What is required
Word for word, copy all the data and drop the pictures.

Input for this task

******************************

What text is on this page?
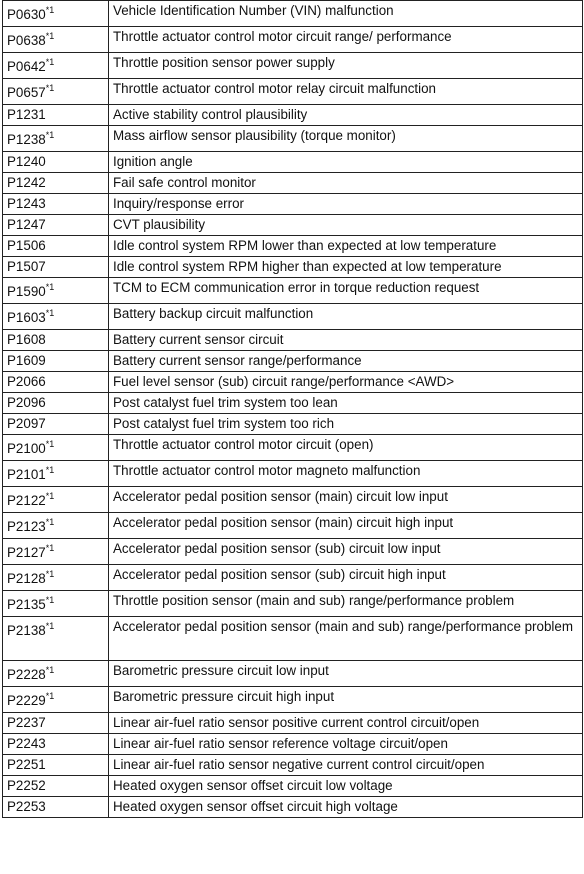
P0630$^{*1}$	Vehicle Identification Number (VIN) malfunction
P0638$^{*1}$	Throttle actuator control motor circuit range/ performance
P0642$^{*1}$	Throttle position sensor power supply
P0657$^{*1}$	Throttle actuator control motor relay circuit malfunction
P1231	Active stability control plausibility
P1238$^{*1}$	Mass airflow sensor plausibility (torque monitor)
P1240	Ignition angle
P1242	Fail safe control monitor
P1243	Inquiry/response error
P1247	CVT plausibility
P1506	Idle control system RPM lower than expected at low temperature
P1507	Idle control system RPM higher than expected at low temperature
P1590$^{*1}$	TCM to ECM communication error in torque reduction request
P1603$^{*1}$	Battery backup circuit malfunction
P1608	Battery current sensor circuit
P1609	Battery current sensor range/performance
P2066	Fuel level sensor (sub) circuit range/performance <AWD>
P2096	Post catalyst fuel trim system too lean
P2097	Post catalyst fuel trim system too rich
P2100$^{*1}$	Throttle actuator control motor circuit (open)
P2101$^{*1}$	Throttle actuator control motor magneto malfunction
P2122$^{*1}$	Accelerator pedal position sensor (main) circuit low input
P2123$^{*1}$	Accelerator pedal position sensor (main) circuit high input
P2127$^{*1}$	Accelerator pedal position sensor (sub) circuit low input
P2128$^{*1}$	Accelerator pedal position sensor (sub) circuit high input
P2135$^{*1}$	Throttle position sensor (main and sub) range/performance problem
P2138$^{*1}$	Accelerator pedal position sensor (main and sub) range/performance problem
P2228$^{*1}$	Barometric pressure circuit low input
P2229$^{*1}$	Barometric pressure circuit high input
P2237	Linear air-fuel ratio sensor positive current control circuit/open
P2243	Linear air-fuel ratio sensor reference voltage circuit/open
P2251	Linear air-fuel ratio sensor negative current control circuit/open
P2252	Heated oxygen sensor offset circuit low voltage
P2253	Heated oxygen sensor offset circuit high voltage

******************************

Result below
What text is on this page?
P0630$^{*1}$	Vehicle Identification Number (VIN) malfunction
P0638$^{*1}$	Throttle actuator control motor circuit range/ performance
P0642$^{*1}$	Throttle position sensor power supply
P0657$^{*1}$	Throttle actuator control motor relay circuit malfunction
P1231	Active stability control plausibility
P1238$^{*1}$	Mass airflow sensor plausibility (torque monitor)
P1240	Ignition angle
P1242	Fail safe control monitor
P1243	Inquiry/response error
P1247	CVT plausibility
P1506	Idle control system RPM lower than expected at low temperature
P1507	Idle control system RPM higher than expected at low temperature
P1590$^{*1}$	TCM to ECM communication error in torque reduction request
P1603$^{*1}$	Battery backup circuit malfunction
P1608	Battery current sensor circuit
P1609	Battery current sensor range/performance
P2066	Fuel level sensor (sub) circuit range/performance <AWD>
P2096	Post catalyst fuel trim system too lean
P2097	Post catalyst fuel trim system too rich
P2100$^{*1}$	Throttle actuator control motor circuit (open)
P2101$^{*1}$	Throttle actuator control motor magneto malfunction
P2122$^{*1}$	Accelerator pedal position sensor (main) circuit low input
P2123$^{*1}$	Accelerator pedal position sensor (main) circuit high input
P2127$^{*1}$	Accelerator pedal position sensor (sub) circuit low input
P2128$^{*1}$	Accelerator pedal position sensor (sub) circuit high input
P2135$^{*1}$	Throttle position sensor (main and sub) range/performance problem
P2138$^{*1}$	Accelerator pedal position sensor (main and sub) range/performance problem
P2228$^{*1}$	Barometric pressure circuit low input
P2229$^{*1}$	Barometric pressure circuit high input
P2237	Linear air-fuel ratio sensor positive current control circuit/open
P2243	Linear air-fuel ratio sensor reference voltage circuit/open
P2251	Linear air-fuel ratio sensor negative current control circuit/open
P2252	Heated oxygen sensor offset circuit low voltage
P2253	Heated oxygen sensor offset circuit high voltage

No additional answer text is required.